__Objective__
Pick out all lines of the entries that include the word "Pohon" and copy them.

__Stored records__
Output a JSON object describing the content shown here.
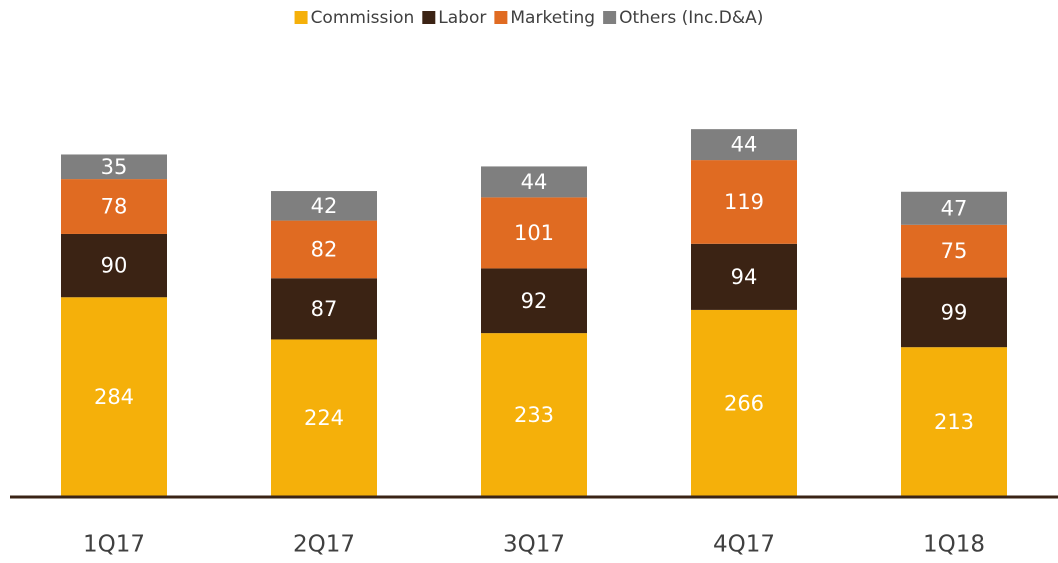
{
  "chart_data": {
    "type": "stacked_bar",
    "categories": [
      "1Q17",
      "2Q17",
      "3Q17",
      "4Q17",
      "1Q18"
    ],
    "series": [
      {
        "name": "Commission",
        "color": "#f5b00a",
        "values": [
          284,
          224,
          233,
          266,
          213
        ]
      },
      {
        "name": "Labor",
        "color": "#3b2314",
        "values": [
          90,
          87,
          92,
          94,
          99
        ]
      },
      {
        "name": "Marketing",
        "color": "#e06b22",
        "values": [
          78,
          82,
          101,
          119,
          75
        ]
      },
      {
        "name": "Others (Inc.D&A)",
        "color": "#7f7f7f",
        "values": [
          35,
          42,
          44,
          44,
          47
        ]
      }
    ],
    "ylim": [
      0,
      600
    ],
    "legend": "top"
  }
}
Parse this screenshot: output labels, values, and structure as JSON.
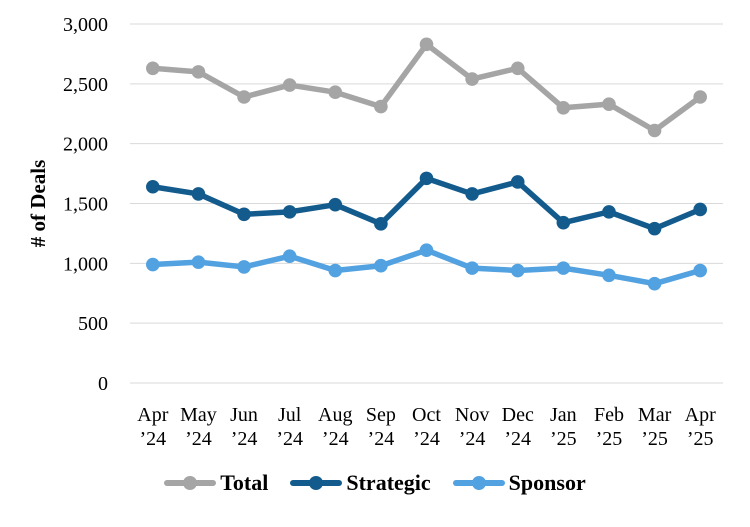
{
  "chart_data": {
    "type": "line",
    "title": "",
    "xlabel": "",
    "ylabel": "# of Deals",
    "ylim": [
      0,
      3000
    ],
    "ytick_step": 500,
    "yticks": [
      {
        "value": 0,
        "label": "0"
      },
      {
        "value": 500,
        "label": "500"
      },
      {
        "value": 1000,
        "label": "1,000"
      },
      {
        "value": 1500,
        "label": "1,500"
      },
      {
        "value": 2000,
        "label": "2,000"
      },
      {
        "value": 2500,
        "label": "2,500"
      },
      {
        "value": 3000,
        "label": "3,000"
      }
    ],
    "categories": [
      "Apr ’24",
      "May ’24",
      "Jun ’24",
      "Jul ’24",
      "Aug ’24",
      "Sep ’24",
      "Oct ’24",
      "Nov ’24",
      "Dec ’24",
      "Jan ’25",
      "Feb ’25",
      "Mar ’25",
      "Apr ’25"
    ],
    "series": [
      {
        "name": "Total",
        "color": "#A5A5A5",
        "values": [
          2630,
          2600,
          2390,
          2490,
          2430,
          2310,
          2830,
          2540,
          2630,
          2300,
          2330,
          2110,
          2390
        ]
      },
      {
        "name": "Strategic",
        "color": "#135B8D",
        "values": [
          1640,
          1580,
          1410,
          1430,
          1490,
          1330,
          1710,
          1580,
          1680,
          1340,
          1430,
          1290,
          1450
        ]
      },
      {
        "name": "Sponsor",
        "color": "#52A1E0",
        "values": [
          990,
          1010,
          970,
          1060,
          940,
          980,
          1110,
          960,
          940,
          960,
          900,
          830,
          940
        ]
      }
    ],
    "grid": {
      "horizontal": true,
      "vertical": false,
      "color": "#D9D9D9"
    },
    "legend_position": "bottom",
    "text_color": "#000000",
    "background": "#FFFFFF"
  }
}
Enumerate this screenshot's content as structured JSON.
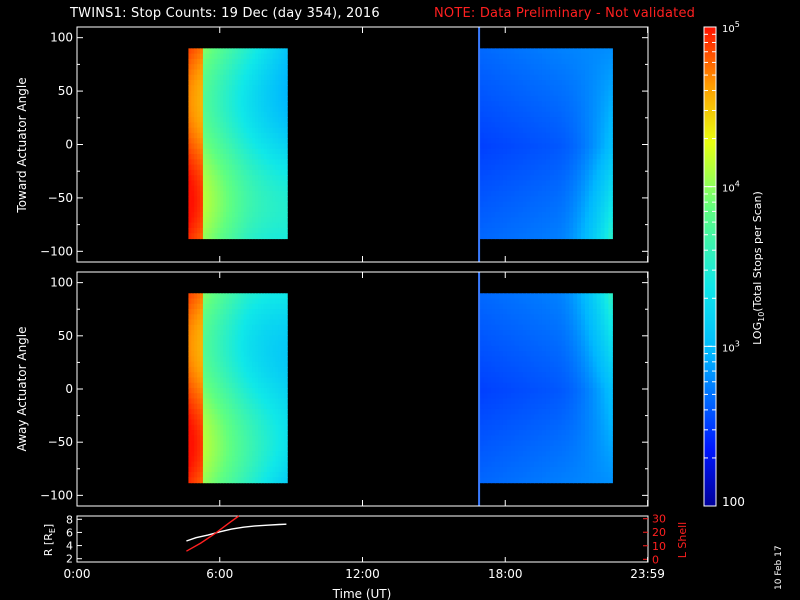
{
  "title": {
    "main": "TWINS1: Stop Counts: 19 Dec (day 354), 2016",
    "note": "NOTE: Data Preliminary - Not validated",
    "note_color": "#ff2020"
  },
  "stamp": "10 Feb 17",
  "chart_data": [
    {
      "type": "heatmap",
      "id": "toward",
      "ylabel": "Toward Actuator Angle",
      "ylim": [
        -110,
        110
      ],
      "y_ticks": [
        "100",
        "50",
        "0",
        "−50",
        "−100"
      ],
      "y_tick_values": [
        100,
        50,
        0,
        -50,
        -100
      ],
      "x_range_hours": [
        0,
        24
      ],
      "coverage_blocks": [
        {
          "start": "04:41",
          "end": "08:50",
          "angle_range": [
            -88,
            90
          ]
        },
        {
          "start": "16:55",
          "end": "22:30",
          "angle_range": [
            -88,
            90
          ]
        }
      ],
      "vertical_marker": "16:54"
    },
    {
      "type": "heatmap",
      "id": "away",
      "ylabel": "Away Actuator Angle",
      "ylim": [
        -110,
        110
      ],
      "y_ticks": [
        "100",
        "50",
        "0",
        "−50",
        "−100"
      ],
      "y_tick_values": [
        100,
        50,
        0,
        -50,
        -100
      ],
      "x_range_hours": [
        0,
        24
      ],
      "coverage_blocks": [
        {
          "start": "04:41",
          "end": "08:50",
          "angle_range": [
            -88,
            90
          ]
        },
        {
          "start": "16:55",
          "end": "22:30",
          "angle_range": [
            -88,
            90
          ]
        }
      ],
      "vertical_marker": "16:54"
    },
    {
      "type": "line",
      "id": "orbit",
      "ylabel": "R [R",
      "ylabel_sub": "E",
      "ylabel_end": "]",
      "ylabel_right": "L Shell",
      "y_ticks": [
        "8",
        "6",
        "4",
        "2"
      ],
      "y_tick_values": [
        8,
        6,
        4,
        2
      ],
      "ylim": [
        1.5,
        8.5
      ],
      "y2_ticks": [
        "30",
        "20",
        "10",
        "0"
      ],
      "y2_tick_values": [
        30,
        20,
        10,
        0
      ],
      "y2lim": [
        -2,
        32
      ],
      "x_ticks": [
        "0:00",
        "6:00",
        "12:00",
        "18:00",
        "23:59"
      ],
      "x_tick_hours": [
        0,
        6,
        12,
        18,
        23.983
      ],
      "xlabel": "Time (UT)",
      "series": [
        {
          "axis": "left",
          "color": "#ffffff",
          "x": [
            4.6,
            5.0,
            5.5,
            6.0,
            6.5,
            7.0,
            7.5,
            8.0,
            8.5,
            8.8
          ],
          "y": [
            4.7,
            5.2,
            5.6,
            6.1,
            6.5,
            6.8,
            7.0,
            7.1,
            7.2,
            7.25
          ]
        },
        {
          "axis": "right",
          "color": "#ff2020",
          "x": [
            4.6,
            5.2,
            5.8,
            6.4,
            6.8
          ],
          "y": [
            6,
            12,
            19,
            27,
            32
          ]
        }
      ]
    }
  ],
  "colorbar": {
    "label": "LOG",
    "label_sub": "10",
    "label_rest": "(Total Stops per Scan)",
    "tick_base": "10",
    "ticks": [
      {
        "exp": "5",
        "value": 5
      },
      {
        "exp": "4",
        "value": 4
      },
      {
        "exp": "3",
        "value": 3
      }
    ],
    "bottom_label": "100",
    "range_log": [
      2,
      5
    ]
  }
}
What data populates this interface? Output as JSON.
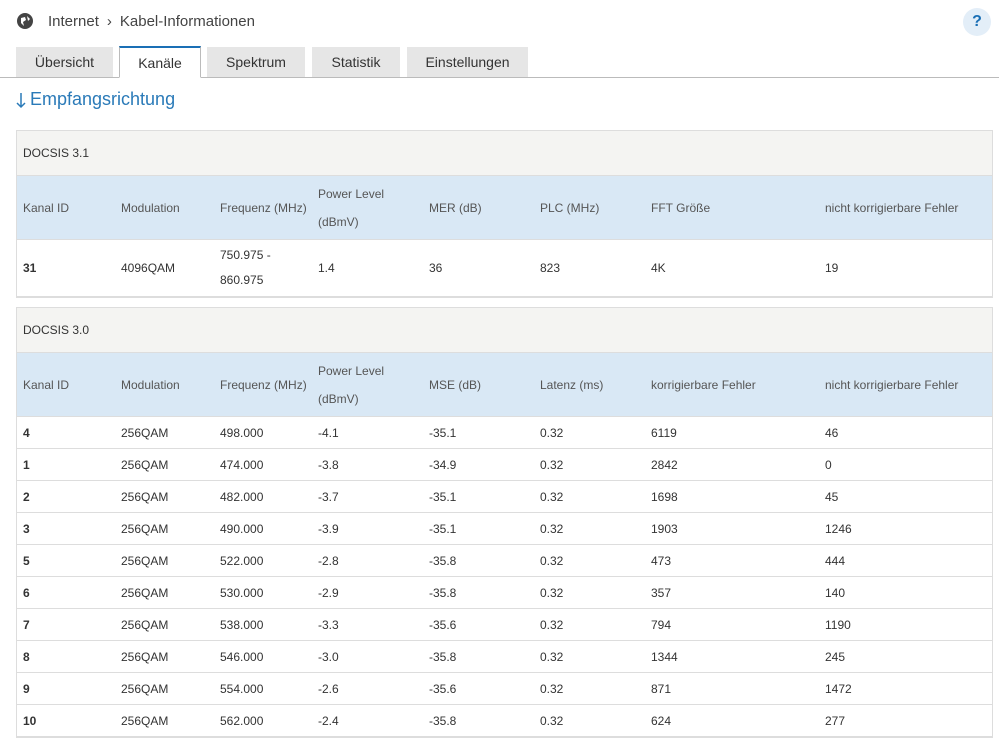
{
  "breadcrumb": [
    "Internet",
    "Kabel-Informationen"
  ],
  "help": "?",
  "tabs": [
    "Übersicht",
    "Kanäle",
    "Spektrum",
    "Statistik",
    "Einstellungen"
  ],
  "section_title": "Empfangsrichtung",
  "tables": [
    {
      "title": "DOCSIS 3.1",
      "columns": [
        "Kanal ID",
        "Modulation",
        "Frequenz (MHz)",
        "Power Level (dBmV)",
        "MER (dB)",
        "PLC (MHz)",
        "FFT Größe",
        "nicht korrigierbare Fehler"
      ],
      "rows": [
        [
          "31",
          "4096QAM",
          "750.975 - 860.975",
          "1.4",
          "36",
          "823",
          "4K",
          "19"
        ]
      ]
    },
    {
      "title": "DOCSIS 3.0",
      "columns": [
        "Kanal ID",
        "Modulation",
        "Frequenz (MHz)",
        "Power Level (dBmV)",
        "MSE (dB)",
        "Latenz (ms)",
        "korrigierbare Fehler",
        "nicht korrigierbare Fehler"
      ],
      "rows": [
        [
          "4",
          "256QAM",
          "498.000",
          "-4.1",
          "-35.1",
          "0.32",
          "6119",
          "46"
        ],
        [
          "1",
          "256QAM",
          "474.000",
          "-3.8",
          "-34.9",
          "0.32",
          "2842",
          "0"
        ],
        [
          "2",
          "256QAM",
          "482.000",
          "-3.7",
          "-35.1",
          "0.32",
          "1698",
          "45"
        ],
        [
          "3",
          "256QAM",
          "490.000",
          "-3.9",
          "-35.1",
          "0.32",
          "1903",
          "1246"
        ],
        [
          "5",
          "256QAM",
          "522.000",
          "-2.8",
          "-35.8",
          "0.32",
          "473",
          "444"
        ],
        [
          "6",
          "256QAM",
          "530.000",
          "-2.9",
          "-35.8",
          "0.32",
          "357",
          "140"
        ],
        [
          "7",
          "256QAM",
          "538.000",
          "-3.3",
          "-35.6",
          "0.32",
          "794",
          "1190"
        ],
        [
          "8",
          "256QAM",
          "546.000",
          "-3.0",
          "-35.8",
          "0.32",
          "1344",
          "245"
        ],
        [
          "9",
          "256QAM",
          "554.000",
          "-2.6",
          "-35.6",
          "0.32",
          "871",
          "1472"
        ],
        [
          "10",
          "256QAM",
          "562.000",
          "-2.4",
          "-35.8",
          "0.32",
          "624",
          "277"
        ]
      ]
    }
  ]
}
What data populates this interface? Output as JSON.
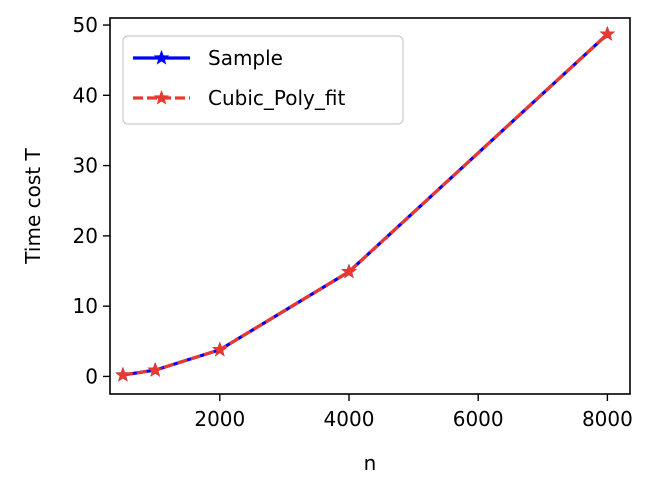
{
  "chart_data": {
    "type": "line",
    "xlabel": "n",
    "ylabel": "Time cost T",
    "xlim": [
      300,
      8350
    ],
    "ylim": [
      -2.5,
      51
    ],
    "xticks": [
      2000,
      4000,
      6000,
      8000
    ],
    "yticks": [
      0,
      10,
      20,
      30,
      40,
      50
    ],
    "grid": false,
    "legend_position": "top-left",
    "series": [
      {
        "name": "Sample",
        "color": "#0000ff",
        "marker": "star",
        "linestyle": "solid",
        "x": [
          500,
          1000,
          2000,
          4000,
          8000
        ],
        "y": [
          0.2,
          0.9,
          3.8,
          14.9,
          48.7
        ]
      },
      {
        "name": "Cubic_Poly_fit",
        "color": "#e8392e",
        "marker": "star",
        "linestyle": "dashed",
        "x": [
          500,
          1000,
          2000,
          4000,
          8000
        ],
        "y": [
          0.2,
          0.9,
          3.8,
          14.9,
          48.7
        ]
      }
    ]
  }
}
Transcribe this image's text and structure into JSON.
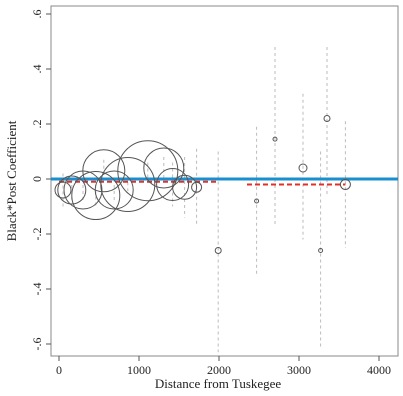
{
  "chart_data": {
    "type": "scatter",
    "title": "",
    "xlabel": "Distance from Tuskegee",
    "ylabel": "Black*Post Coefficient",
    "xlim": [
      -100,
      4100
    ],
    "ylim": [
      -0.65,
      0.6
    ],
    "xticks": [
      0,
      1000,
      2000,
      3000,
      4000
    ],
    "xtick_labels": [
      "0",
      "1000",
      "2000",
      "3000",
      "4000"
    ],
    "yticks": [
      -0.6,
      -0.4,
      -0.2,
      0,
      0.2,
      0.4,
      0.6
    ],
    "ytick_labels": [
      "-.6",
      "-.4",
      "-.2",
      "0",
      ".2",
      ".4",
      ".6"
    ],
    "grid": false,
    "reference_line": {
      "y": 0,
      "color": "#1a8fd0"
    },
    "points": [
      {
        "x": 50,
        "y": -0.04,
        "size": 8,
        "ci": [
          -0.1,
          0.02
        ]
      },
      {
        "x": 160,
        "y": -0.04,
        "size": 14,
        "ci": [
          -0.08,
          0.0
        ]
      },
      {
        "x": 300,
        "y": -0.04,
        "size": 19,
        "ci": [
          -0.08,
          0.0
        ]
      },
      {
        "x": 460,
        "y": -0.06,
        "size": 24,
        "ci": [
          -0.1,
          -0.02
        ]
      },
      {
        "x": 560,
        "y": 0.03,
        "size": 21,
        "ci": [
          -0.01,
          0.07
        ]
      },
      {
        "x": 690,
        "y": -0.04,
        "size": 19,
        "ci": [
          -0.08,
          0.0
        ]
      },
      {
        "x": 860,
        "y": -0.02,
        "size": 27,
        "ci": [
          -0.05,
          0.01
        ]
      },
      {
        "x": 1110,
        "y": 0.03,
        "size": 30,
        "ci": [
          0.0,
          0.06
        ]
      },
      {
        "x": 1310,
        "y": 0.04,
        "size": 20,
        "ci": [
          0.0,
          0.08
        ]
      },
      {
        "x": 1420,
        "y": -0.02,
        "size": 16,
        "ci": [
          -0.1,
          0.06
        ]
      },
      {
        "x": 1570,
        "y": -0.03,
        "size": 12,
        "ci": [
          -0.14,
          0.08
        ]
      },
      {
        "x": 1720,
        "y": -0.03,
        "size": 5,
        "ci": [
          -0.17,
          0.11
        ]
      },
      {
        "x": 1990,
        "y": -0.26,
        "size": 3,
        "ci": [
          -0.63,
          0.1
        ]
      },
      {
        "x": 2470,
        "y": -0.08,
        "size": 2,
        "ci": [
          -0.35,
          0.19
        ]
      },
      {
        "x": 2700,
        "y": 0.145,
        "size": 2,
        "ci": [
          -0.17,
          0.48
        ]
      },
      {
        "x": 3050,
        "y": 0.04,
        "size": 4,
        "ci": [
          -0.22,
          0.31
        ]
      },
      {
        "x": 3270,
        "y": -0.26,
        "size": 2,
        "ci": [
          -0.62,
          0.1
        ]
      },
      {
        "x": 3350,
        "y": 0.22,
        "size": 3,
        "ci": [
          -0.06,
          0.48
        ]
      },
      {
        "x": 3580,
        "y": -0.02,
        "size": 5,
        "ci": [
          -0.25,
          0.21
        ]
      }
    ],
    "fit_lines": [
      {
        "x": [
          0,
          2000
        ],
        "y": [
          -0.01,
          -0.01
        ],
        "color": "#e0302a",
        "style": "dashed"
      },
      {
        "x": [
          2350,
          3580
        ],
        "y": [
          -0.02,
          -0.02
        ],
        "color": "#e0302a",
        "style": "dashed"
      }
    ]
  }
}
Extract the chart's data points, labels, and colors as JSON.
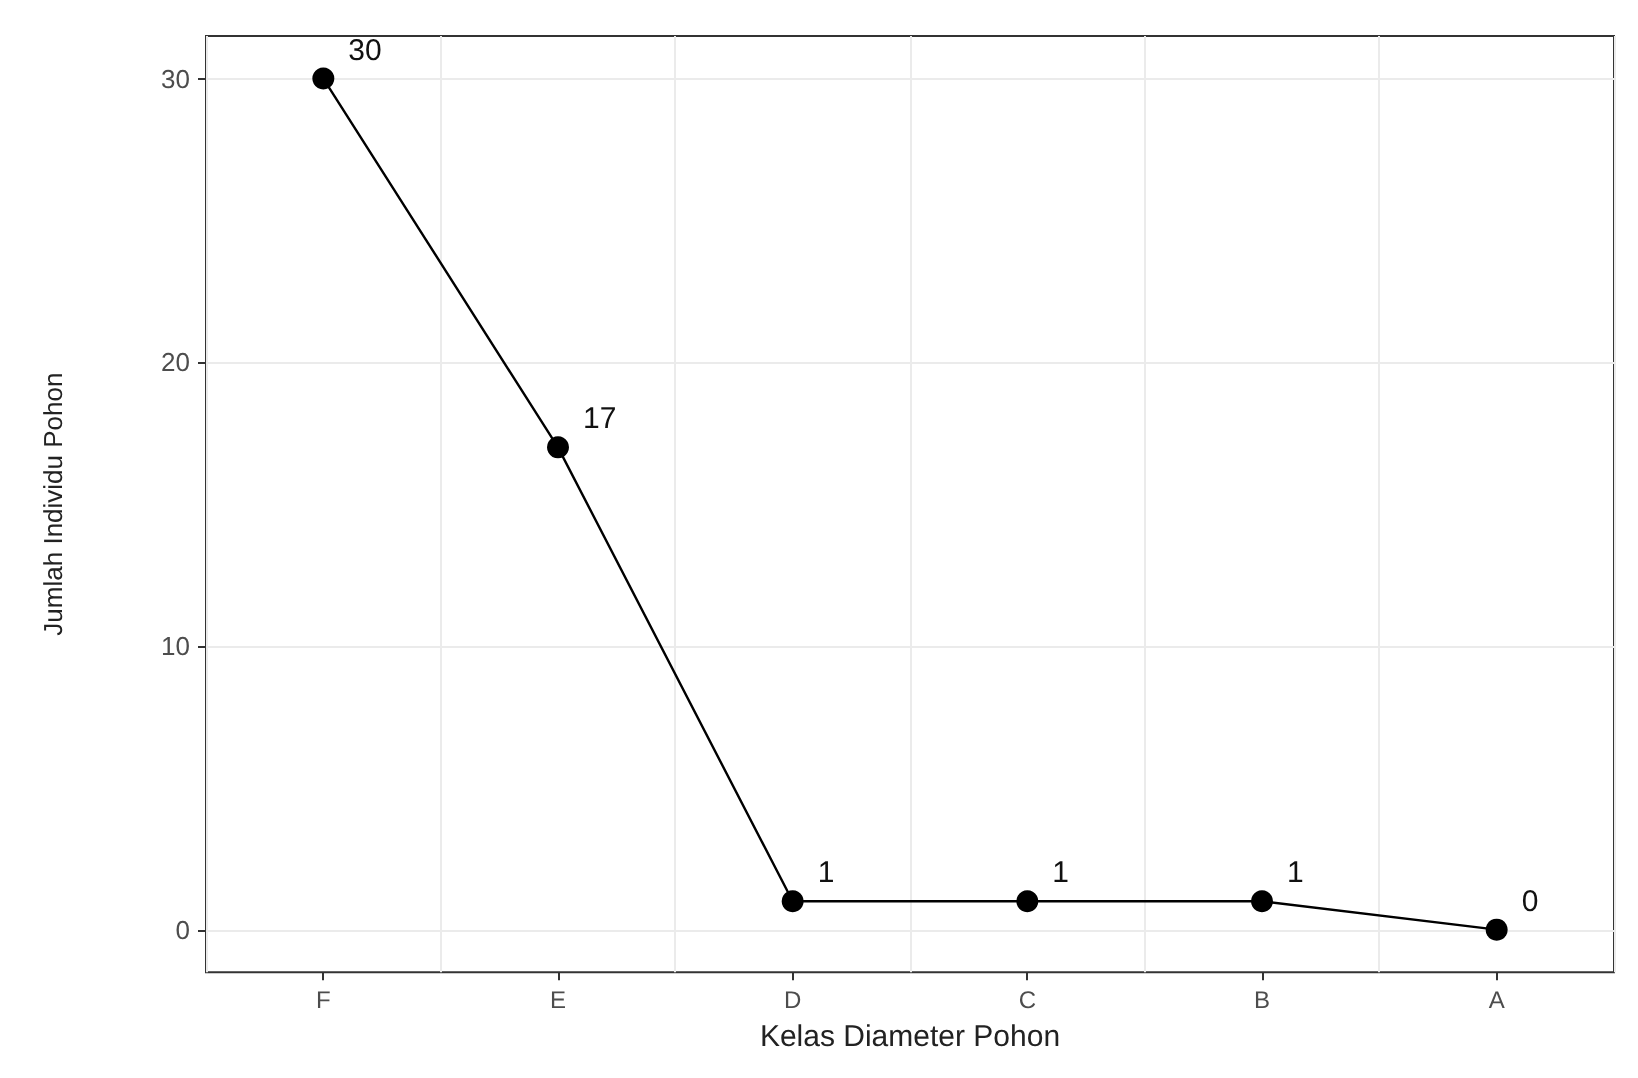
{
  "chart_data": {
    "type": "line",
    "xlabel": "Kelas Diameter Pohon",
    "ylabel": "Jumlah Individu Pohon",
    "categories": [
      "F",
      "E",
      "D",
      "C",
      "B",
      "A"
    ],
    "series": [
      {
        "color": "#000000",
        "values": [
          30,
          17,
          1,
          1,
          1,
          0
        ]
      }
    ],
    "ylim": [
      -1.5,
      31.5
    ],
    "yticks": [
      0,
      10,
      20,
      30
    ],
    "grid": true,
    "marker": "circle",
    "line_style": "solid",
    "data_labels": true
  }
}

__Response to this exercise__
    "xlabel": "Kelas Diameter Pohon",
    "ylabel": "Jumlah Individu Pohon",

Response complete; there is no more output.